- [INSTRUCTIONS FOR THE TASK]
Work out how many lines in the entries below contain the string "letter". Reply with that figure alone.

- [SUPPLIED RECORDS]
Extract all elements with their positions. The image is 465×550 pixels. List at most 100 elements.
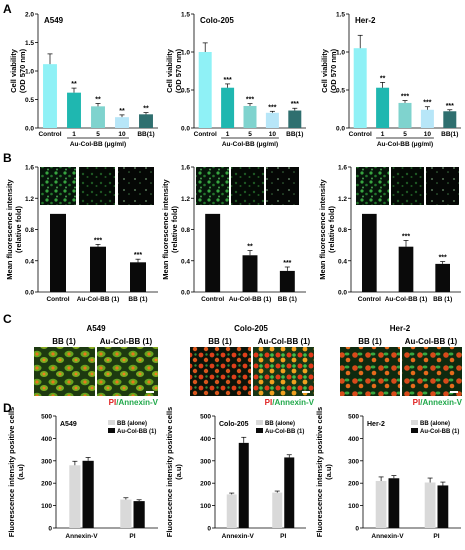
significance-label: *** [283,260,291,267]
bar [420,109,434,128]
micrograph-control [356,167,389,205]
cell-line-title: Colo-205 [234,324,268,333]
micrograph-strip-b3 [356,167,459,205]
y-tick-label: 1.6 [25,165,34,172]
significance-label: ** [119,108,125,115]
x-tick-label: BB(1) [441,131,458,138]
y-tick-label: 1.5 [336,12,345,19]
bar [133,501,145,528]
legend-swatch [108,428,115,433]
chart-d-her2: 0 100 200 300 400 500 Fluorescence intensity p… [315,407,461,540]
bar [139,114,153,128]
significance-label: *** [423,100,431,107]
y-tick-label: 0 [48,526,52,533]
panel-letter-d: D [3,401,12,415]
y-tick-label: 1.2 [181,196,190,203]
x-tick-label: 10 [118,131,126,138]
x-axis-label: Au-Col-BB (μg/ml) [377,141,433,148]
y-tick-label: 500 [41,414,52,421]
bar [91,106,105,128]
panel-c-colo205: Colo-205 BB (1) Au-Col-BB (1) PI/Annexin… [190,324,315,407]
micrograph-bb [190,347,251,396]
panel-c-her2: Her-2 BB (1) Au-Col-BB (1) PI/Annexin-V [340,324,463,407]
significance-label: *** [224,77,232,84]
micrograph-control [40,167,76,205]
y-tick-label: 100 [200,503,211,510]
x-tick-label: PI [129,533,135,540]
bar [67,92,81,128]
x-tick-label: Au-Col-BB (1) [385,296,428,303]
bar [265,112,279,128]
y-axis-label: Fluorescence intensity positive cells(a.… [315,407,333,537]
stain-legend: PI/Annexin-V [413,398,463,407]
micrograph-bb [266,167,299,205]
y-tick-label: 300 [348,458,359,465]
y-tick-label: 2.0 [25,12,34,19]
y-tick-label: 0.4 [181,258,190,265]
micrograph-control [196,167,229,205]
x-tick-label: 1 [381,131,385,138]
bar [198,52,212,128]
bar [435,263,450,292]
chart-title: Colo-205 [219,421,249,428]
x-tick-label: Control [201,296,224,303]
significance-label: ** [380,75,386,82]
x-tick-label: Control [358,296,381,303]
micrograph-au-col-bb [391,167,424,205]
y-axis-label: Fluorescence intensity positive cells(a.… [165,407,183,537]
chart-d-a549: 0 100 200 300 400 500 Fluorescence intensity p… [7,407,158,540]
micrograph-au-col-bb [402,347,462,396]
x-tick-label: BB (1) [128,296,147,303]
x-tick-label: Annexin-V [222,533,255,540]
bar [362,213,377,292]
scale-bar [146,391,154,393]
x-tick-label: BB (1) [278,296,297,303]
significance-label: *** [439,255,447,262]
panel-letter-c: C [3,312,12,326]
bar [43,64,57,128]
y-tick-label: 1.0 [181,50,190,57]
chart-title: Her-2 [355,16,376,25]
cell-line-title: Her-2 [390,324,411,333]
significance-label: ** [71,81,77,88]
y-tick-label: 400 [41,436,52,443]
y-tick-label: 1.0 [336,50,345,57]
legend-swatch [411,428,418,433]
stain-legend: PI/Annexin-V [109,398,159,407]
x-tick-label: BB (1) [433,296,452,303]
y-tick-label: 0.0 [338,290,347,297]
micrograph-bb [340,347,400,396]
chart-title: Colo-205 [200,16,234,25]
x-tick-label: 5 [248,131,252,138]
stain-legend: PI/Annexin-V [265,398,315,407]
y-tick-label: 200 [348,481,359,488]
panel-letter-a: A [3,2,12,16]
bar [226,494,237,528]
x-axis-label: Au-Col-BB (μg/ml) [222,141,278,148]
micrograph-au-col-bb [253,347,314,396]
significance-label: ** [247,244,253,251]
y-axis-label: Mean fluorescence intensity(relative fol… [5,178,23,279]
bar [50,213,66,292]
micrograph-au-col-bb [97,347,158,396]
panel-c-a549: A549 BB (1) Au-Col-BB (1) PI/Annexin-V [34,324,159,407]
condition-label: BB (1) [358,337,382,346]
legend-label: Au-Col-BB (1) [117,429,156,435]
condition-label: BB (1) [208,337,232,346]
bar [115,117,129,128]
y-tick-label: 1.2 [25,196,34,203]
y-axis-label: Fluorescence intensity positive cells(a.… [7,407,25,537]
bar [424,482,436,528]
x-tick-label: Control [349,131,372,138]
y-tick-label: 0.0 [336,126,345,133]
x-tick-label: Au-Col-BB (1) [77,296,120,303]
y-tick-label: 0.4 [338,258,347,265]
panel-letter-b: B [3,151,12,165]
bar [288,110,302,128]
y-axis-label: Mean fluorescence intensity(relative fol… [318,178,336,279]
chart-title: Her-2 [367,421,385,428]
x-tick-label: Control [38,131,61,138]
chart-title: A549 [44,16,64,25]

- [FINISHED TASK]
4